BEGIN

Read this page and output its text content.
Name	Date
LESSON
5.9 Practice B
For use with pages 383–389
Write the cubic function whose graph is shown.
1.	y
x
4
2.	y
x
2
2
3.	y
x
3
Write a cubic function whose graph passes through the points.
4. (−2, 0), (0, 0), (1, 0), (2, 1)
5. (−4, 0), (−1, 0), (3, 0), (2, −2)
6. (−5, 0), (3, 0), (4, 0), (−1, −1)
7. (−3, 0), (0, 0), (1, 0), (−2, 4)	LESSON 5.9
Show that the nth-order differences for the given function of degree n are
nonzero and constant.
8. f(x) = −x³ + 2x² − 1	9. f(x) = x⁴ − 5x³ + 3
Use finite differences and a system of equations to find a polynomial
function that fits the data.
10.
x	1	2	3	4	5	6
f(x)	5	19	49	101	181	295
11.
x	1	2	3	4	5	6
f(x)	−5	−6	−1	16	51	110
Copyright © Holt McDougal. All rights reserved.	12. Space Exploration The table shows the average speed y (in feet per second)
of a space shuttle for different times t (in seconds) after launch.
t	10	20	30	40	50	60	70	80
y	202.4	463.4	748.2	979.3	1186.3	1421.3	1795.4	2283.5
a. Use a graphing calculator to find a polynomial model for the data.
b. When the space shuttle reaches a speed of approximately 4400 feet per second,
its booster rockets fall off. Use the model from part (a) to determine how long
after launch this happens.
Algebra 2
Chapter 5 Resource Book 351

END
BEGIN

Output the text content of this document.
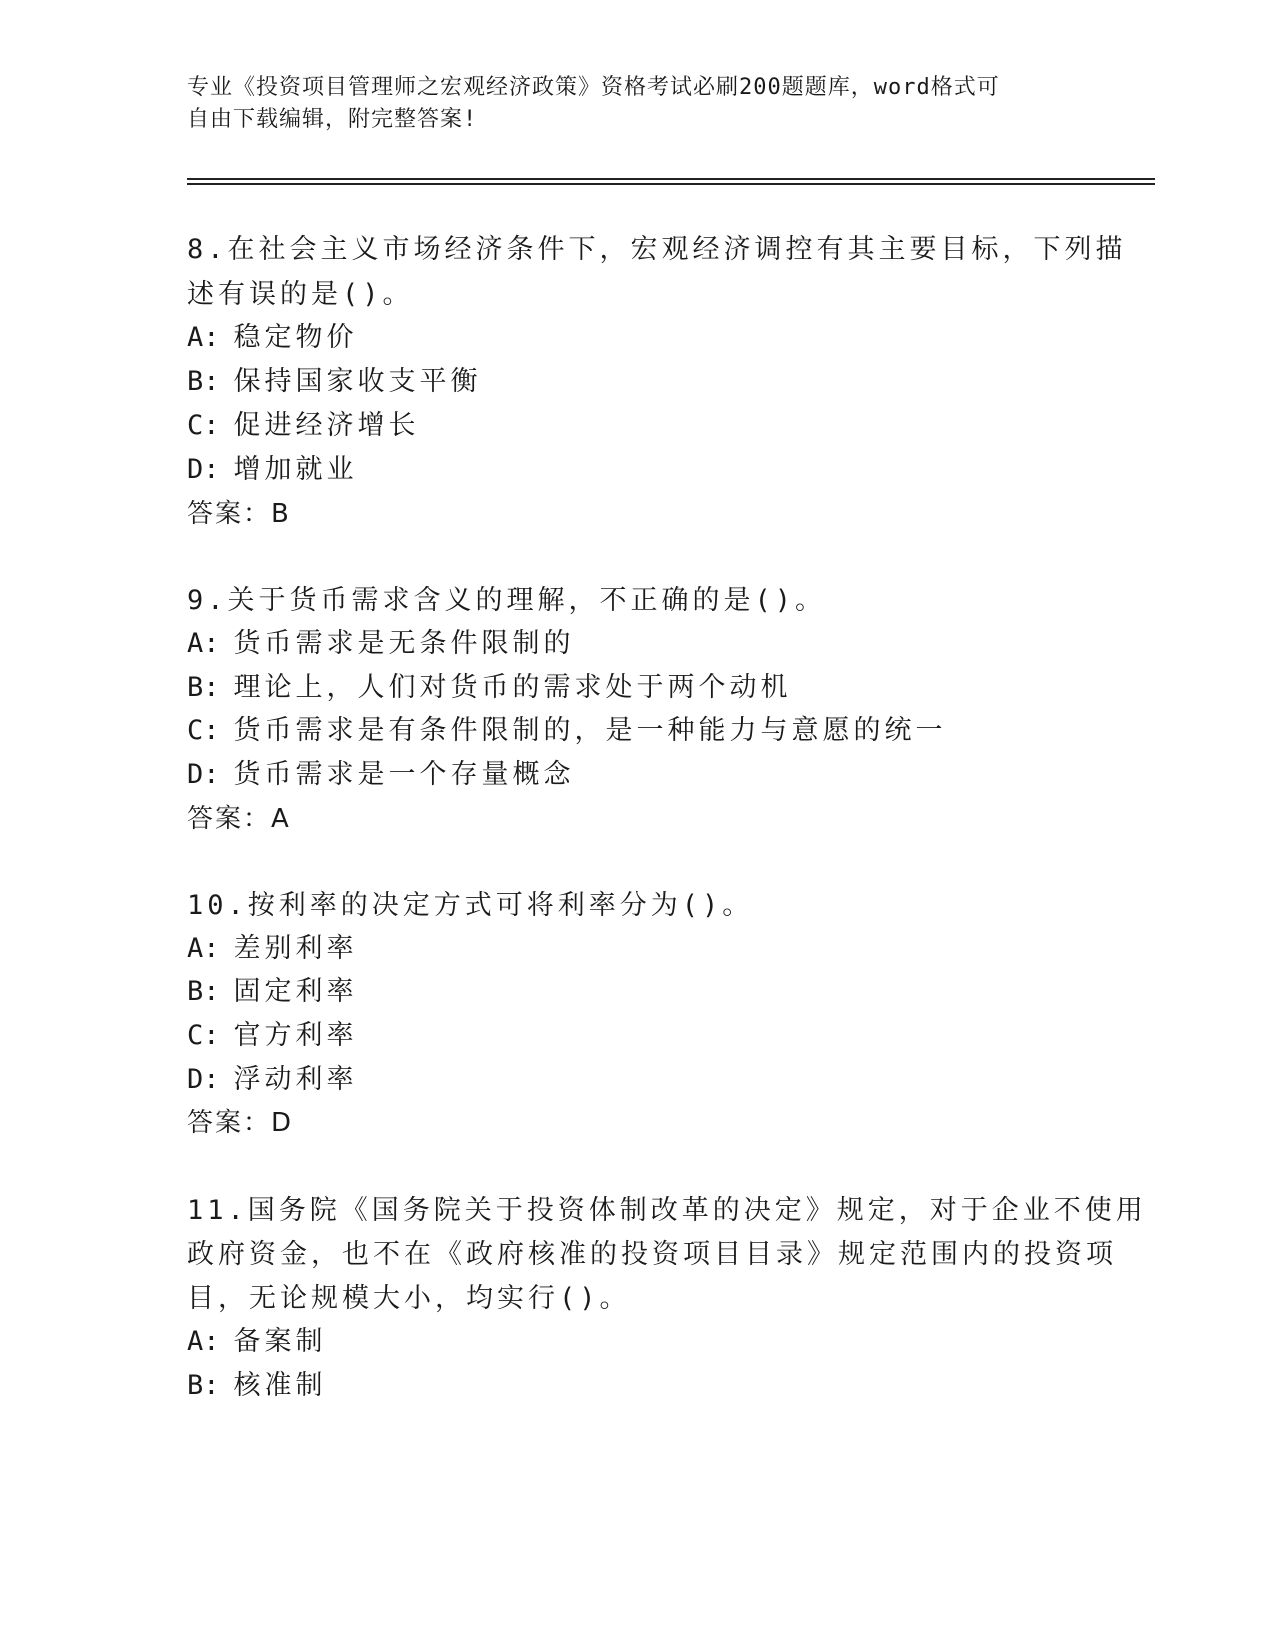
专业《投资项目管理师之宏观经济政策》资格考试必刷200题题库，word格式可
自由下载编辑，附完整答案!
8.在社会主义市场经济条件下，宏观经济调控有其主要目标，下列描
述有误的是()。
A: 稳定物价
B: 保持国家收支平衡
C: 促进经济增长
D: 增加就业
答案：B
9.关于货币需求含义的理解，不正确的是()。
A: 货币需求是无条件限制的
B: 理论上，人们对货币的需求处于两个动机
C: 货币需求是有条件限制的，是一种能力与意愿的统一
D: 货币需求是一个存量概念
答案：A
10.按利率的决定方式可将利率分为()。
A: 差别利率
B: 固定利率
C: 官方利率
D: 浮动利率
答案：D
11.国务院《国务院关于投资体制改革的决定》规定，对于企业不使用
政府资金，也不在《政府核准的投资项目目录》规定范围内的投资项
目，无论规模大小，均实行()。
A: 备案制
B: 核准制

END

Problem description → Search the records for the word "this" and copy every line where it occurs.

Correct response →
Read this page and output its text content.
after launch this happens.
Output the text content of this document.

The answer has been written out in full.